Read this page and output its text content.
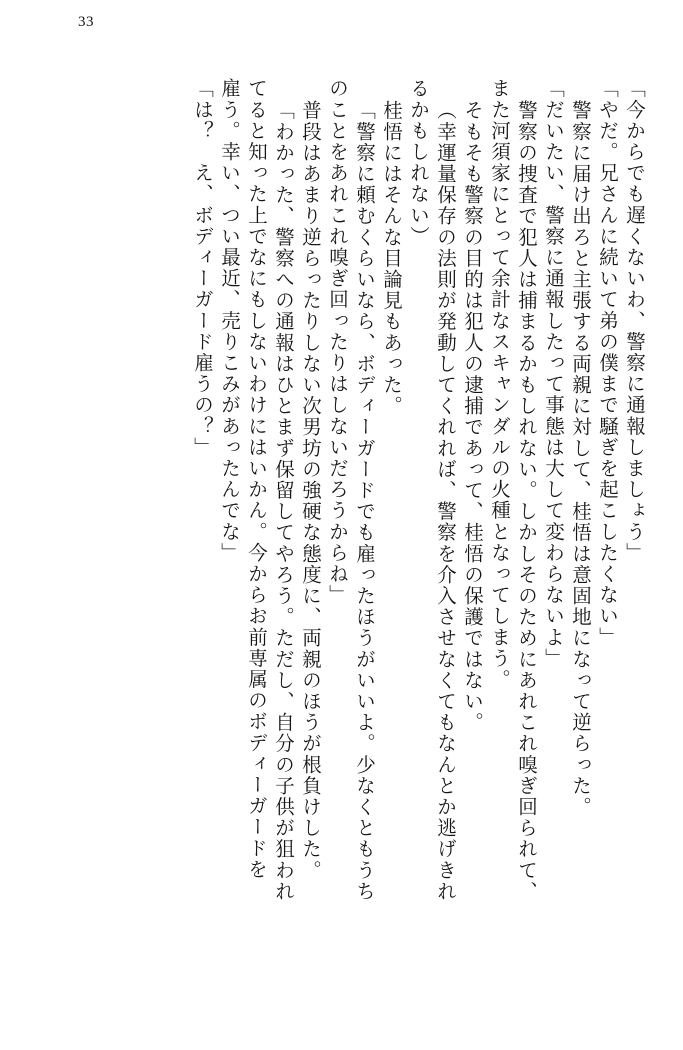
33
「今からでも遅くないわ、警察に通報しましょう」
「やだ。兄さんに続いて弟の僕まで騒ぎを起こしたくない」
警察に届け出ろと主張する両親に対して、桂悟は意固地になって逆らった。
「だいたい、警察に通報したって事態は大して変わらないよ」
警察の捜査で犯人は捕まるかもしれない。しかしそのためにあれこれ嗅ぎ回られて、
また河須家にとって余計なスキャンダルの火種となってしまう。
そもそも警察の目的は犯人の逮捕であって、桂悟の保護ではない。
（幸運量保存の法則が発動してくれれば、警察を介入させなくてもなんとか逃げきれ
るかもしれない）
桂悟にはそんな目論見もあった。
「警察に頼むくらいなら、ボディーガードでも雇ったほうがいいよ。少なくともうち
のことをあれこれ嗅ぎ回ったりはしないだろうからね」
普段はあまり逆らったりしない次男坊の強硬な態度に、両親のほうが根負けした。
「わかった、警察への通報はひとまず保留してやろう。ただし、自分の子供が狙われ
てると知った上でなにもしないわけにはいかん。今からお前専属のボディーガードを
雇う。幸い、つい最近、売りこみがあったんでな」
「は？　え、ボディーガード雇うの？」
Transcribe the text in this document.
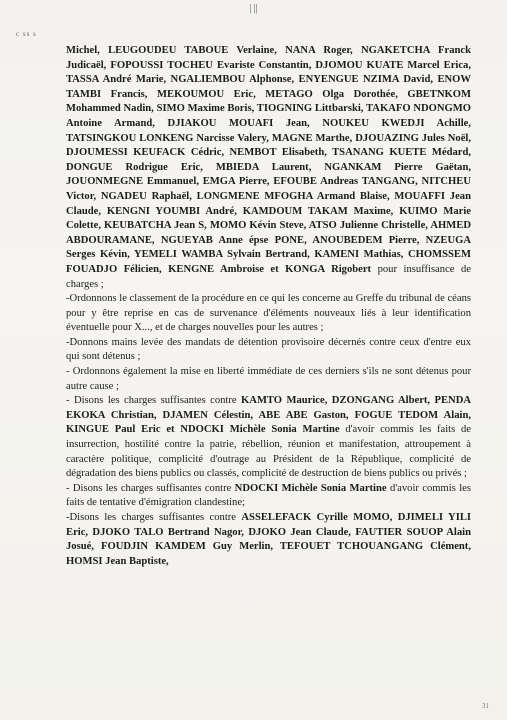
| ||
c ss s

Michel, LEUGOUDEU TABOUE Verlaine, NANA Roger, NGAKETCHA Franck Judicaël, FOPOUSSI TOCHEU Evariste Constantin, DJOMOU KUATE Marcel Erica, TASSA André Marie, NGALIEMBOU Alphonse, ENYENGUE NZIMA David, ENOW TAMBI Francis, MEKOUMOU Eric, METAGO Olga Dorothée, GBETNKOM Mohammed Nadin, SIMO Maxime Boris, TIOGNING Littbarski, TAKAFO NDONGMO Antoine Armand, DJIAKOU MOUAFI Jean, NOUKEU KWEDJI Achille, TATSINGKOU LONKENG Narcisse Valery, MAGNE Marthe, DJOUAZING Jules Noël, DJOUMESSI KEUFACK Cédric, NEMBOT Elisabeth, TSANANG KUETE Médard, DONGUE Rodrigue Eric, MBIEDA Laurent, NGANKAM Pierre Gaëtan, JOUONMEGNE Emmanuel, EMGA Pierre, EFOUBE Andreas TANGANG, NITCHEU Victor, NGADEU Raphaël, LONGMENE MFOGHA Armand Blaise, MOUAFFI Jean Claude, KENGNI YOUMBI André, KAMDOUM TAKAM Maxime, KUIMO Marie Colette, KEUBATCHA Jean S, MOMO Kévin Steve, ATSO Julienne Christelle, AHMED ABDOURAMANE, NGUEYAB Anne épse PONE, ANOUBEDEM Pierre, NZEUGA Serges Kévin, YEMELI WAMBA Sylvain Bertrand, KAMENI Mathias, CHOMSSEM FOUADJO Félicien, KENGNE Ambroise et KONGA Rigobert pour insuffisance de charges ;

-Ordonnons le classement de la procédure en ce qui les concerne au Greffe du tribunal de céans pour y être reprise en cas de survenance d'éléments nouveaux liés à leur identification éventuelle pour X..., et de charges nouvelles pour les autres ;

-Donnons mains levée des mandats de détention provisoire décernés contre ceux d'entre eux qui sont détenus ;

- Ordonnons également la mise en liberté immédiate de ces derniers s'ils ne sont détenus pour autre cause ;

- Disons les charges suffisantes contre KAMTO Maurice, DZONGANG Albert, PENDA EKOKA Christian, DJAMEN Célestin, ABE ABE Gaston, FOGUE TEDOM Alain, KINGUE Paul Eric et NDOCKI Michèle Sonia Martine d'avoir commis les faits de insurrection, hostilité contre la patrie, rébellion, réunion et manifestation, attroupement à caractère politique, complicité d'outrage au Président de la République, complicité de dégradation des biens publics ou classés, complicité de destruction de biens publics ou privés ;

- Disons les charges suffisantes contre NDOCKI Michèle Sonia Martine d'avoir commis les faits de tentative d'émigration clandestine;

-Disons les charges suffisantes contre ASSELEFACK Cyrille MOMO, DJIMELI YILI Eric, DJOKO TALO Bertrand Nagor, DJOKO Jean Claude, FAUTIER SOUOP Alain Josué, FOUDJIN KAMDEM Guy Merlin, TEFOUET TCHOUANGANG Clément, HOMSI Jean Baptiste,

31
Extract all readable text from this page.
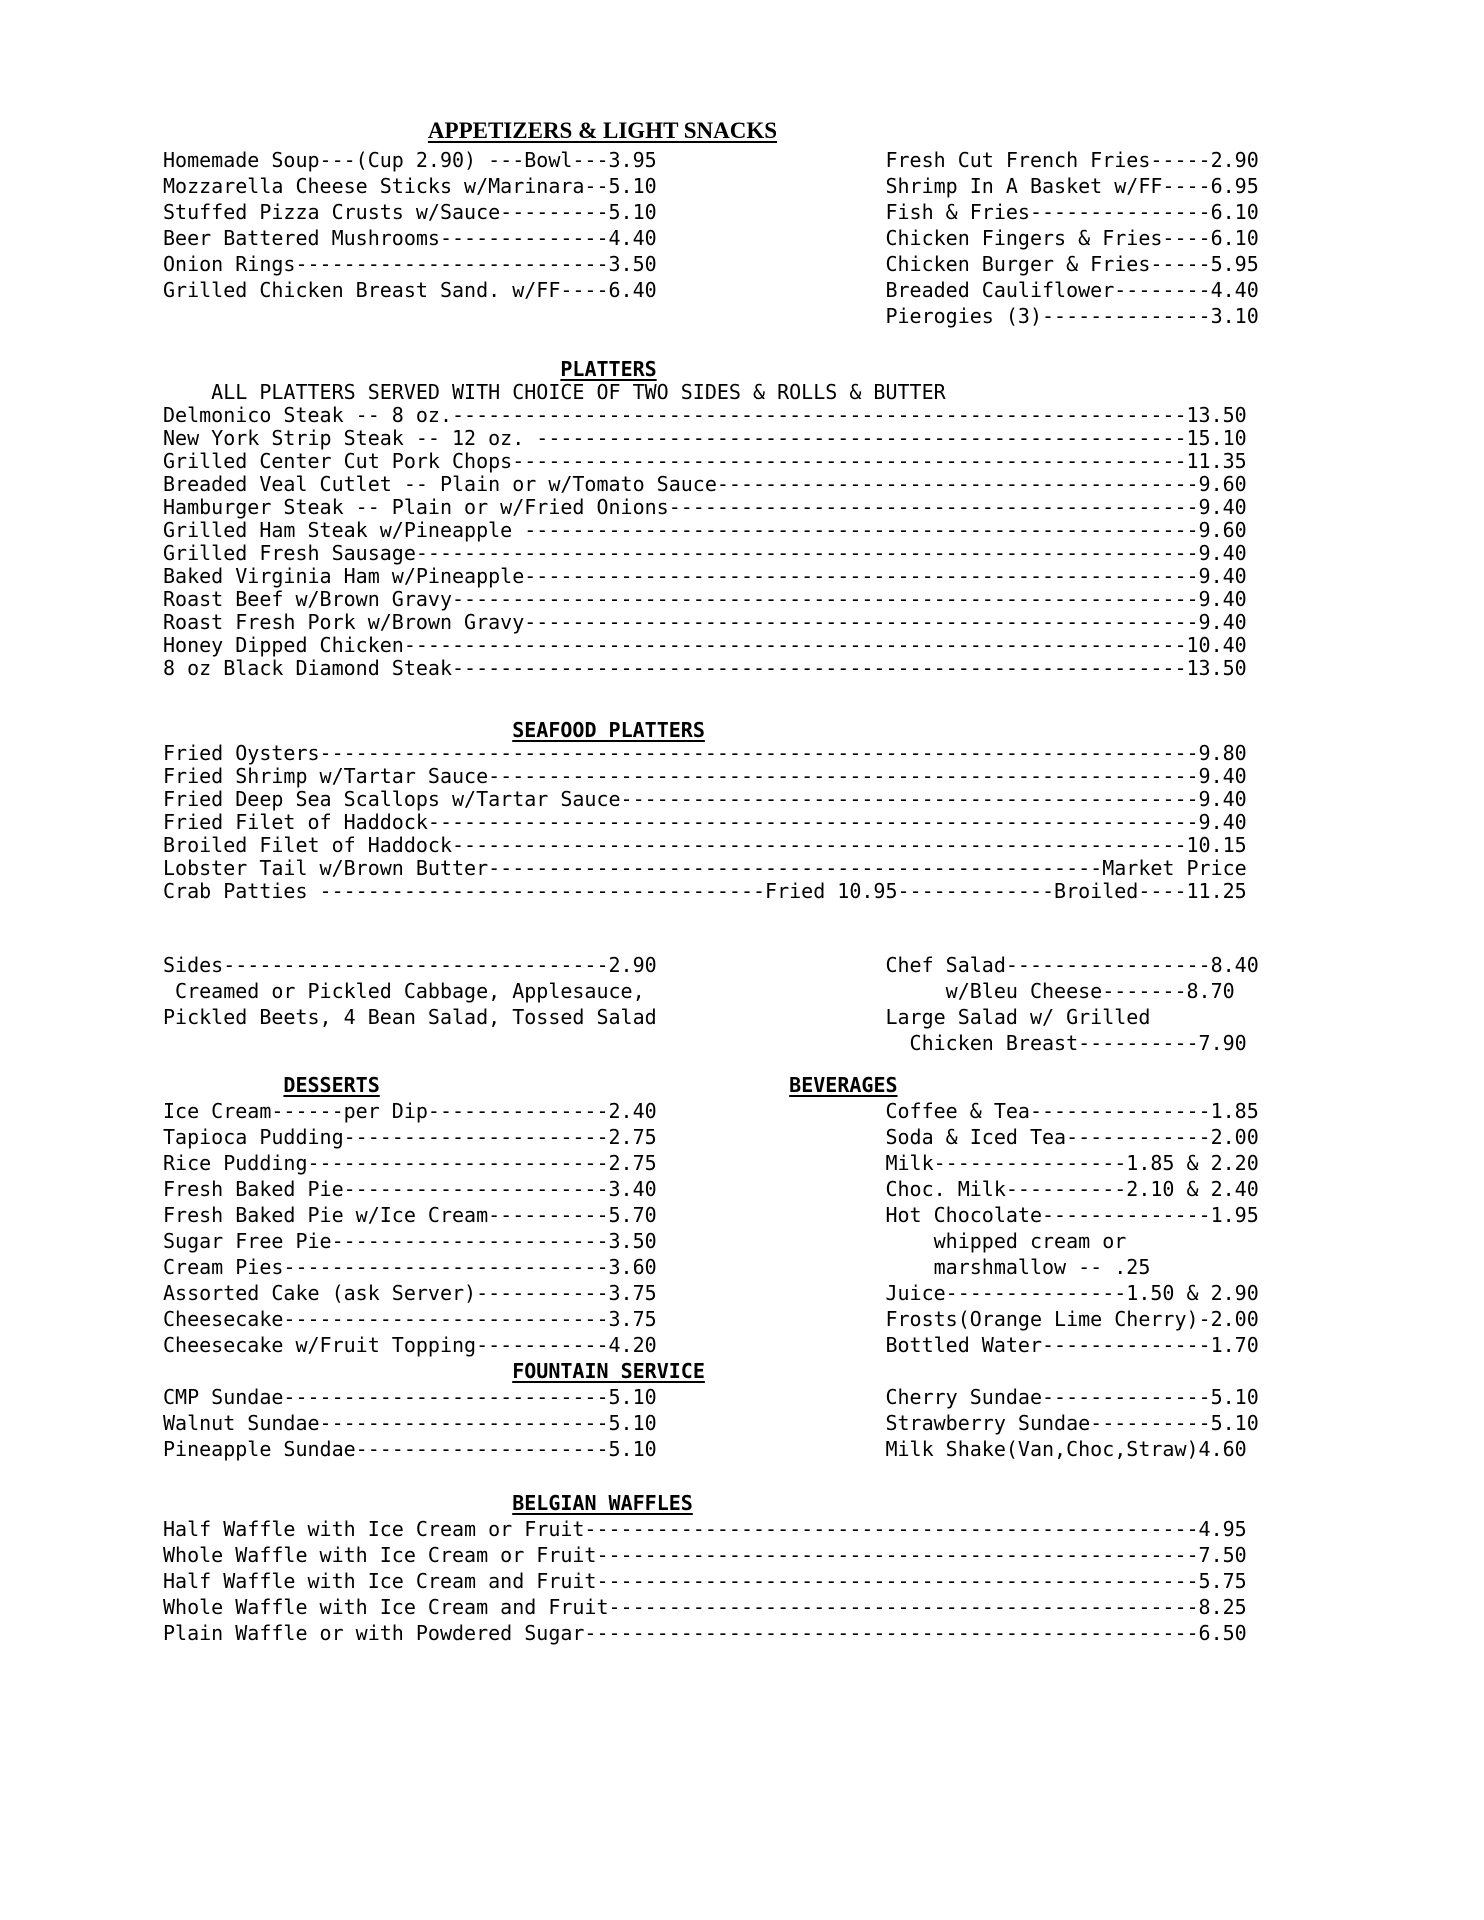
APPETIZERS & LIGHT SNACKS
Homemade Soup---(Cup 2.90) ---Bowl---3.95                   Fresh Cut French Fries-----2.90
Mozzarella Cheese Sticks w/Marinara--5.10                   Shrimp In A Basket w/FF----6.95
Stuffed Pizza Crusts w/Sauce---------5.10                   Fish & Fries---------------6.10
Beer Battered Mushrooms--------------4.40                   Chicken Fingers & Fries----6.10
Onion Rings--------------------------3.50                   Chicken Burger & Fries-----5.95
Grilled Chicken Breast Sand. w/FF----6.40                   Breaded Cauliflower--------4.40
Pierogies (3)--------------3.10
PLATTERS
ALL PLATTERS SERVED WITH CHOICE OF TWO SIDES & ROLLS & BUTTER
Delmonico Steak -- 8 oz.-------------------------------------------------------------13.50
New York Strip Steak -- 12 oz. ------------------------------------------------------15.10
Grilled Center Cut Pork Chops--------------------------------------------------------11.35
Breaded Veal Cutlet -- Plain or w/Tomato Sauce----------------------------------------9.60
Hamburger Steak -- Plain or w/Fried Onions--------------------------------------------9.40
Grilled Ham Steak w/Pineapple --------------------------------------------------------9.60
Grilled Fresh Sausage-----------------------------------------------------------------9.40
Baked Virginia Ham w/Pineapple--------------------------------------------------------9.40
Roast Beef w/Brown Gravy--------------------------------------------------------------9.40
Roast Fresh Pork w/Brown Gravy--------------------------------------------------------9.40
Honey Dipped Chicken-----------------------------------------------------------------10.40
8 oz Black Diamond Steak-------------------------------------------------------------13.50
SEAFOOD PLATTERS
Fried Oysters-------------------------------------------------------------------------9.80
Fried Shrimp w/Tartar Sauce-----------------------------------------------------------9.40
Fried Deep Sea Scallops w/Tartar Sauce------------------------------------------------9.40
Fried Filet of Haddock----------------------------------------------------------------9.40
Broiled Filet of Haddock-------------------------------------------------------------10.15
Lobster Tail w/Brown Butter---------------------------------------------------Market Price
Crab Patties -------------------------------------Fried 10.95-------------Broiled----11.25
Sides--------------------------------2.90                   Chef Salad-----------------8.40
Creamed or Pickled Cabbage, Applesauce,                         w/Bleu Cheese-------8.70
Pickled Beets, 4 Bean Salad, Tossed Salad                   Large Salad w/ Grilled
Chicken Breast----------7.90
DESSERTS	BEVERAGES
Ice Cream------per Dip---------------2.40                   Coffee & Tea---------------1.85
Tapioca Pudding----------------------2.75                   Soda & Iced Tea------------2.00
Rice Pudding-------------------------2.75                   Milk----------------1.85 & 2.20
Fresh Baked Pie----------------------3.40                   Choc. Milk----------2.10 & 2.40
Fresh Baked Pie w/Ice Cream----------5.70                   Hot Chocolate--------------1.95
Sugar Free Pie-----------------------3.50                       whipped cream or
Cream Pies---------------------------3.60                       marshmallow -- .25
Assorted Cake (ask Server)-----------3.75                   Juice---------------1.50 & 2.90
Cheesecake---------------------------3.75                   Frosts(Orange Lime Cherry)-2.00
Cheesecake w/Fruit Topping-----------4.20                   Bottled Water--------------1.70
FOUNTAIN SERVICE
CMP Sundae---------------------------5.10                   Cherry Sundae--------------5.10
Walnut Sundae------------------------5.10                   Strawberry Sundae----------5.10
Pineapple Sundae---------------------5.10                   Milk Shake(Van,Choc,Straw)4.60
BELGIAN WAFFLES
Half Waffle with Ice Cream or Fruit---------------------------------------------------4.95
Whole Waffle with Ice Cream or Fruit--------------------------------------------------7.50
Half Waffle with Ice Cream and Fruit--------------------------------------------------5.75
Whole Waffle with Ice Cream and Fruit-------------------------------------------------8.25
Plain Waffle or with Powdered Sugar---------------------------------------------------6.50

+ + + + +

• _Work instructions_: Select every line of the records holding the string "sont".

• _Result for this task_:
-Donnons mains levée des mandats de détention provisoire décernés contre ceux d'entre eux qui sont détenus ;
- Ordonnons également la mise en liberté immédiate de ces derniers s'ils ne sont détenus pour autre cause ;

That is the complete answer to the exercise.